→ SHORT EXERCISE: Write out every entry precisely as given, leaving the pictures out.

Stored data:
#####

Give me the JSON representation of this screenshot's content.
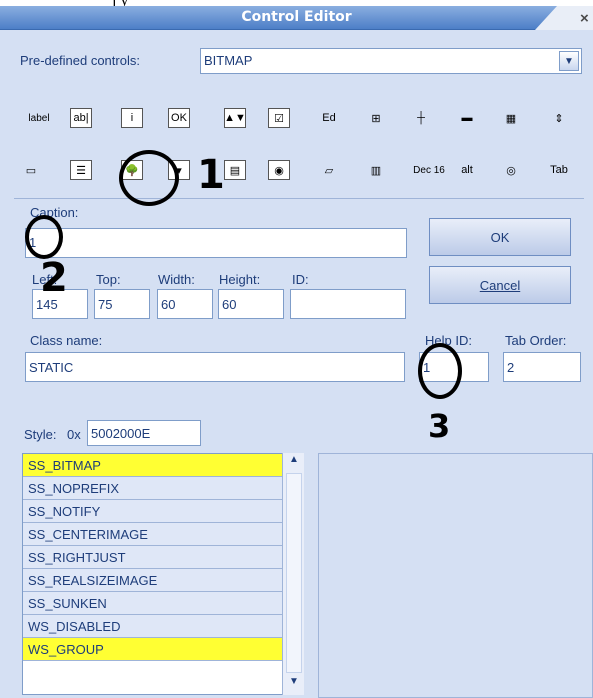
{
  "header_fragment": "j    y",
  "window": {
    "title": "Control Editor",
    "close": "×"
  },
  "predefined": {
    "label": "Pre-defined controls:",
    "value": "BITMAP"
  },
  "toolbar": {
    "row1": [
      {
        "icon": "label-tool-icon",
        "glyph": "label"
      },
      {
        "icon": "edit-tool-icon",
        "glyph": "ab|"
      },
      {
        "icon": "info-tool-icon",
        "glyph": "i"
      },
      {
        "icon": "button-tool-icon",
        "glyph": "OK"
      },
      {
        "icon": "spin-tool-icon",
        "glyph": "▲▼"
      },
      {
        "icon": "checkbox-tool-icon",
        "glyph": "☑"
      },
      {
        "icon": "richedit-tool-icon",
        "glyph": "Ed"
      },
      {
        "icon": "treeview-tool-icon",
        "glyph": "⊞"
      },
      {
        "icon": "slider-tool-icon",
        "glyph": "┼"
      },
      {
        "icon": "progress-tool-icon",
        "glyph": "▬"
      },
      {
        "icon": "calendar-tool-icon",
        "glyph": "▦"
      },
      {
        "icon": "updown-tool-icon",
        "glyph": "⇕"
      }
    ],
    "row2": [
      {
        "icon": "groupbox-tool-icon",
        "glyph": "▭"
      },
      {
        "icon": "listbox-tool-icon",
        "glyph": "☰"
      },
      {
        "icon": "picture-tool-icon",
        "glyph": "🌳"
      },
      {
        "icon": "combobox-tool-icon",
        "glyph": "▾"
      },
      {
        "icon": "listview-tool-icon",
        "glyph": "▤"
      },
      {
        "icon": "radio-tool-icon",
        "glyph": "◉"
      },
      {
        "icon": "shape-tool-icon",
        "glyph": "▱"
      },
      {
        "icon": "listctrl-tool-icon",
        "glyph": "▥"
      },
      {
        "icon": "dec-tool-icon",
        "glyph": "Dec 16"
      },
      {
        "icon": "alt-tool-icon",
        "glyph": "alt"
      },
      {
        "icon": "animation-tool-icon",
        "glyph": "◎"
      },
      {
        "icon": "tab-tool-icon",
        "glyph": "Tab"
      }
    ]
  },
  "caption": {
    "label": "Caption:",
    "value": "1"
  },
  "geometry": {
    "left_label": "Left:",
    "left_value": "145",
    "top_label": "Top:",
    "top_value": "75",
    "width_label": "Width:",
    "width_value": "60",
    "height_label": "Height:",
    "height_value": "60",
    "id_label": "ID:",
    "id_value": ""
  },
  "buttons": {
    "ok": "OK",
    "cancel": "Cancel"
  },
  "classname": {
    "label": "Class name:",
    "value": "STATIC"
  },
  "help_id": {
    "label": "Help ID:",
    "value": "1"
  },
  "tab_order": {
    "label": "Tab Order:",
    "value": "2"
  },
  "style": {
    "label": "Style:",
    "prefix": "0x",
    "value": "5002000E"
  },
  "style_list": [
    {
      "label": "SS_BITMAP",
      "selected": true
    },
    {
      "label": "SS_NOPREFIX",
      "selected": false
    },
    {
      "label": "SS_NOTIFY",
      "selected": false
    },
    {
      "label": "SS_CENTERIMAGE",
      "selected": false
    },
    {
      "label": "SS_RIGHTJUST",
      "selected": false
    },
    {
      "label": "SS_REALSIZEIMAGE",
      "selected": false
    },
    {
      "label": "SS_SUNKEN",
      "selected": false
    },
    {
      "label": "WS_DISABLED",
      "selected": false
    },
    {
      "label": "WS_GROUP",
      "selected": true
    }
  ],
  "annotations": {
    "one": "1",
    "two": "2",
    "three": "3"
  },
  "colors": {
    "accent": "#4d7fc7",
    "client": "#d5e0f3",
    "highlight": "#ffff33"
  }
}
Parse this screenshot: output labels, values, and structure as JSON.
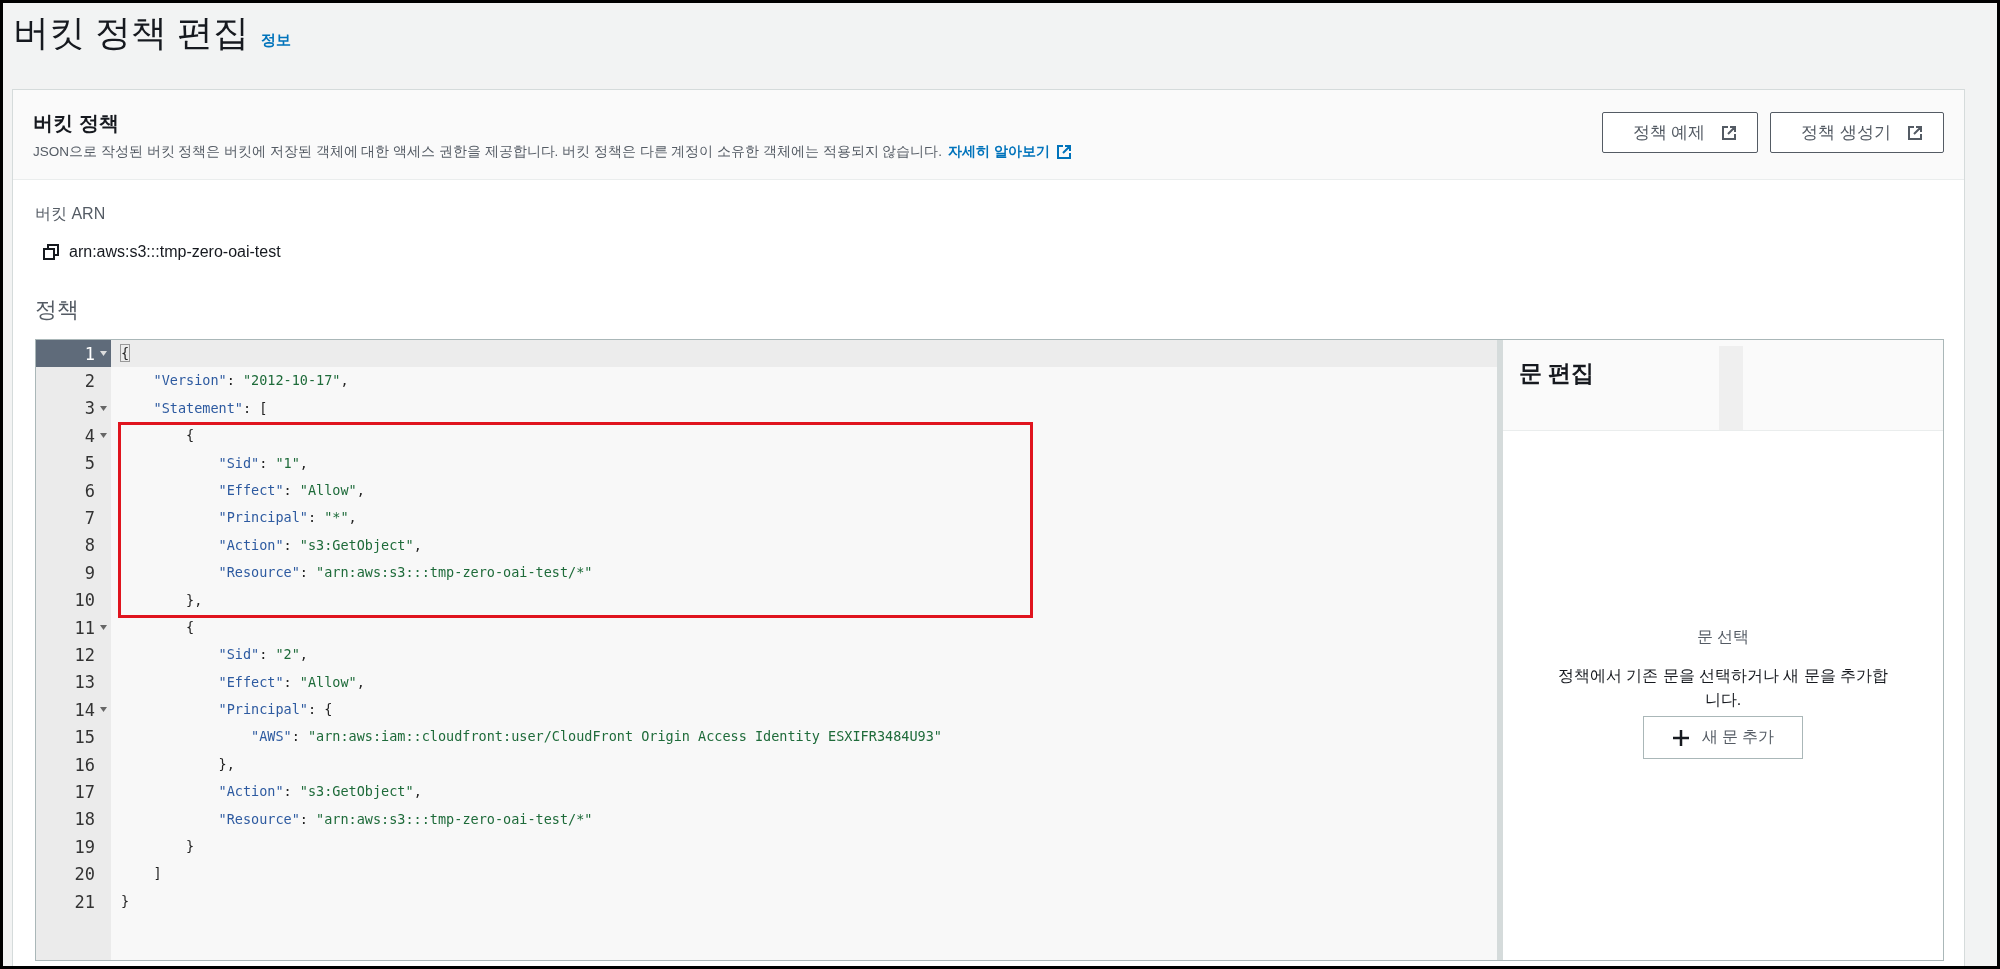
{
  "page": {
    "title": "버킷 정책 편집",
    "info_link": "정보"
  },
  "card": {
    "title": "버킷 정책",
    "description": "JSON으로 작성된 버킷 정책은 버킷에 저장된 객체에 대한 액세스 권한을 제공합니다. 버킷 정책은 다른 계정이 소유한 객체에는 적용되지 않습니다.",
    "learn_more": "자세히 알아보기",
    "buttons": [
      "정책 예제",
      "정책 생성기"
    ]
  },
  "arn": {
    "label": "버킷 ARN",
    "value": "arn:aws:s3:::tmp-zero-oai-test"
  },
  "policy_label": "정책",
  "editor": {
    "lines": [
      {
        "kind": "line",
        "number": "1",
        "text": "{",
        "foldable": true,
        "selected": true
      },
      {
        "kind": "line",
        "number": "2",
        "text": "\"Version\": \"2012-10-17\",",
        "foldable": false,
        "selected": false
      },
      {
        "kind": "line",
        "number": "3",
        "text": "\"Statement\": [",
        "foldable": true,
        "selected": false
      },
      {
        "kind": "highlight",
        "lines": [
          {
            "kind": "line",
            "number": "4",
            "text": "{",
            "foldable": true,
            "selected": false
          },
          {
            "kind": "line",
            "number": "5",
            "text": "\"Sid\": \"1\",",
            "foldable": false,
            "selected": false
          },
          {
            "kind": "line",
            "number": "6",
            "text": "\"Effect\": \"Allow\",",
            "foldable": false,
            "selected": false
          },
          {
            "kind": "line",
            "number": "7",
            "text": "\"Principal\": \"*\",",
            "foldable": false,
            "selected": false
          },
          {
            "kind": "line",
            "number": "8",
            "text": "\"Action\": \"s3:GetObject\",",
            "foldable": false,
            "selected": false
          },
          {
            "kind": "line",
            "number": "9",
            "text": "\"Resource\": \"arn:aws:s3:::tmp-zero-oai-test/*\"",
            "foldable": false,
            "selected": false
          },
          {
            "kind": "line",
            "number": "10",
            "text": "},",
            "foldable": false,
            "selected": false
          }
        ]
      },
      {
        "kind": "line",
        "number": "11",
        "text": "{",
        "foldable": true,
        "selected": false
      },
      {
        "kind": "line",
        "number": "12",
        "text": "\"Sid\": \"2\",",
        "foldable": false,
        "selected": false
      },
      {
        "kind": "line",
        "number": "13",
        "text": "\"Effect\": \"Allow\",",
        "foldable": false,
        "selected": false
      },
      {
        "kind": "line",
        "number": "14",
        "text": "\"Principal\": {",
        "foldable": true,
        "selected": false
      },
      {
        "kind": "line",
        "number": "15",
        "text": "\"AWS\": \"arn:aws:iam::cloudfront:user/CloudFront Origin Access Identity ESXIFR3484U93\"",
        "foldable": false,
        "selected": false
      },
      {
        "kind": "line",
        "number": "16",
        "text": "},",
        "foldable": false,
        "selected": false
      },
      {
        "kind": "line",
        "number": "17",
        "text": "\"Action\": \"s3:GetObject\",",
        "foldable": false,
        "selected": false
      },
      {
        "kind": "line",
        "number": "18",
        "text": "\"Resource\": \"arn:aws:s3:::tmp-zero-oai-test/*\"",
        "foldable": false,
        "selected": false
      },
      {
        "kind": "line",
        "number": "19",
        "text": "}",
        "foldable": false,
        "selected": false
      },
      {
        "kind": "line",
        "number": "20",
        "text": "]",
        "foldable": false,
        "selected": false
      },
      {
        "kind": "line",
        "number": "21",
        "text": "}",
        "foldable": false,
        "selected": false
      }
    ]
  },
  "statement_panel": {
    "title": "문 편집",
    "empty_title": "문 선택",
    "empty_text": "정책에서 기존 문을 선택하거나 새 문을 추가합니다.",
    "add_button": "새 문 추가"
  }
}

#####

→ SOLUTION FOR THIS TASK:
Give me the JSON representation of this screenshot's content.
{
  "header_fragment": "j    y",
  "window": {
    "title": "Control Editor",
    "close": "×"
  },
  "predefined": {
    "label": "Pre-defined controls:",
    "value": "BITMAP"
  },
  "toolbar": {
    "row1": [
      {
        "icon": "label-tool-icon",
        "glyph": "label"
      },
      {
        "icon": "edit-tool-icon",
        "glyph": "ab|"
      },
      {
        "icon": "info-tool-icon",
        "glyph": "i"
      },
      {
        "icon": "button-tool-icon",
        "glyph": "OK"
      },
      {
        "icon": "spin-tool-icon",
        "glyph": "▲▼"
      },
      {
        "icon": "checkbox-tool-icon",
        "glyph": "☑"
      },
      {
        "icon": "richedit-tool-icon",
        "glyph": "Ed"
      },
      {
        "icon": "treeview-tool-icon",
        "glyph": "⊞"
      },
      {
        "icon": "slider-tool-icon",
        "glyph": "┼"
      },
      {
        "icon": "progress-tool-icon",
        "glyph": "▬"
      },
      {
        "icon": "calendar-tool-icon",
        "glyph": "▦"
      },
      {
        "icon": "updown-tool-icon",
        "glyph": "⇕"
      }
    ],
    "row2": [
      {
        "icon": "groupbox-tool-icon",
        "glyph": "▭"
      },
      {
        "icon": "listbox-tool-icon",
        "glyph": "☰"
      },
      {
        "icon": "picture-tool-icon",
        "glyph": "🌳"
      },
      {
        "icon": "combobox-tool-icon",
        "glyph": "▾"
      },
      {
        "icon": "listview-tool-icon",
        "glyph": "▤"
      },
      {
        "icon": "radio-tool-icon",
        "glyph": "◉"
      },
      {
        "icon": "shape-tool-icon",
        "glyph": "▱"
      },
      {
        "icon": "listctrl-tool-icon",
        "glyph": "▥"
      },
      {
        "icon": "dec-tool-icon",
        "glyph": "Dec 16"
      },
      {
        "icon": "alt-tool-icon",
        "glyph": "alt"
      },
      {
        "icon": "animation-tool-icon",
        "glyph": "◎"
      },
      {
        "icon": "tab-tool-icon",
        "glyph": "Tab"
      }
    ]
  },
  "caption": {
    "label": "Caption:",
    "value": "1"
  },
  "geometry": {
    "left_label": "Left:",
    "left_value": "145",
    "top_label": "Top:",
    "top_value": "75",
    "width_label": "Width:",
    "width_value": "60",
    "height_label": "Height:",
    "height_value": "60",
    "id_label": "ID:",
    "id_value": ""
  },
  "buttons": {
    "ok": "OK",
    "cancel": "Cancel"
  },
  "classname": {
    "label": "Class name:",
    "value": "STATIC"
  },
  "help_id": {
    "label": "Help ID:",
    "value": "1"
  },
  "tab_order": {
    "label": "Tab Order:",
    "value": "2"
  },
  "style": {
    "label": "Style:",
    "prefix": "0x",
    "value": "5002000E"
  },
  "style_list": [
    {
      "label": "SS_BITMAP",
      "selected": true
    },
    {
      "label": "SS_NOPREFIX",
      "selected": false
    },
    {
      "label": "SS_NOTIFY",
      "selected": false
    },
    {
      "label": "SS_CENTERIMAGE",
      "selected": false
    },
    {
      "label": "SS_RIGHTJUST",
      "selected": false
    },
    {
      "label": "SS_REALSIZEIMAGE",
      "selected": false
    },
    {
      "label": "SS_SUNKEN",
      "selected": false
    },
    {
      "label": "WS_DISABLED",
      "selected": false
    },
    {
      "label": "WS_GROUP",
      "selected": true
    }
  ],
  "annotations": {
    "one": "1",
    "two": "2",
    "three": "3"
  },
  "colors": {
    "accent": "#4d7fc7",
    "client": "#d5e0f3",
    "highlight": "#ffff33"
  }
}
Parse this screenshot: output labels, values, and structure as JSON.
{
  "page": {
    "title": "버킷 정책 편집",
    "info_link": "정보"
  },
  "card": {
    "title": "버킷 정책",
    "description": "JSON으로 작성된 버킷 정책은 버킷에 저장된 객체에 대한 액세스 권한을 제공합니다. 버킷 정책은 다른 계정이 소유한 객체에는 적용되지 않습니다.",
    "learn_more": "자세히 알아보기",
    "buttons": [
      "정책 예제",
      "정책 생성기"
    ]
  },
  "arn": {
    "label": "버킷 ARN",
    "value": "arn:aws:s3:::tmp-zero-oai-test"
  },
  "policy_label": "정책",
  "editor": {
    "lines": [
      {
        "kind": "line",
        "number": "1",
        "text": "{",
        "foldable": true,
        "selected": true
      },
      {
        "kind": "line",
        "number": "2",
        "text": "\"Version\": \"2012-10-17\",",
        "foldable": false,
        "selected": false
      },
      {
        "kind": "line",
        "number": "3",
        "text": "\"Statement\": [",
        "foldable": true,
        "selected": false
      },
      {
        "kind": "highlight",
        "lines": [
          {
            "kind": "line",
            "number": "4",
            "text": "{",
            "foldable": true,
            "selected": false
          },
          {
            "kind": "line",
            "number": "5",
            "text": "\"Sid\": \"1\",",
            "foldable": false,
            "selected": false
          },
          {
            "kind": "line",
            "number": "6",
            "text": "\"Effect\": \"Allow\",",
            "foldable": false,
            "selected": false
          },
          {
            "kind": "line",
            "number": "7",
            "text": "\"Principal\": \"*\",",
            "foldable": false,
            "selected": false
          },
          {
            "kind": "line",
            "number": "8",
            "text": "\"Action\": \"s3:GetObject\",",
            "foldable": false,
            "selected": false
          },
          {
            "kind": "line",
            "number": "9",
            "text": "\"Resource\": \"arn:aws:s3:::tmp-zero-oai-test/*\"",
            "foldable": false,
            "selected": false
          },
          {
            "kind": "line",
            "number": "10",
            "text": "},",
            "foldable": false,
            "selected": false
          }
        ]
      },
      {
        "kind": "line",
        "number": "11",
        "text": "{",
        "foldable": true,
        "selected": false
      },
      {
        "kind": "line",
        "number": "12",
        "text": "\"Sid\": \"2\",",
        "foldable": false,
        "selected": false
      },
      {
        "kind": "line",
        "number": "13",
        "text": "\"Effect\": \"Allow\",",
        "foldable": false,
        "selected": false
      },
      {
        "kind": "line",
        "number": "14",
        "text": "\"Principal\": {",
        "foldable": true,
        "selected": false
      },
      {
        "kind": "line",
        "number": "15",
        "text": "\"AWS\": \"arn:aws:iam::cloudfront:user/CloudFront Origin Access Identity ESXIFR3484U93\"",
        "foldable": false,
        "selected": false
      },
      {
        "kind": "line",
        "number": "16",
        "text": "},",
        "foldable": false,
        "selected": false
      },
      {
        "kind": "line",
        "number": "17",
        "text": "\"Action\": \"s3:GetObject\",",
        "foldable": false,
        "selected": false
      },
      {
        "kind": "line",
        "number": "18",
        "text": "\"Resource\": \"arn:aws:s3:::tmp-zero-oai-test/*\"",
        "foldable": false,
        "selected": false
      },
      {
        "kind": "line",
        "number": "19",
        "text": "}",
        "foldable": false,
        "selected": false
      },
      {
        "kind": "line",
        "number": "20",
        "text": "]",
        "foldable": false,
        "selected": false
      },
      {
        "kind": "line",
        "number": "21",
        "text": "}",
        "foldable": false,
        "selected": false
      }
    ]
  },
  "statement_panel": {
    "title": "문 편집",
    "empty_title": "문 선택",
    "empty_text": "정책에서 기존 문을 선택하거나 새 문을 추가합니다.",
    "add_button": "새 문 추가"
  }
}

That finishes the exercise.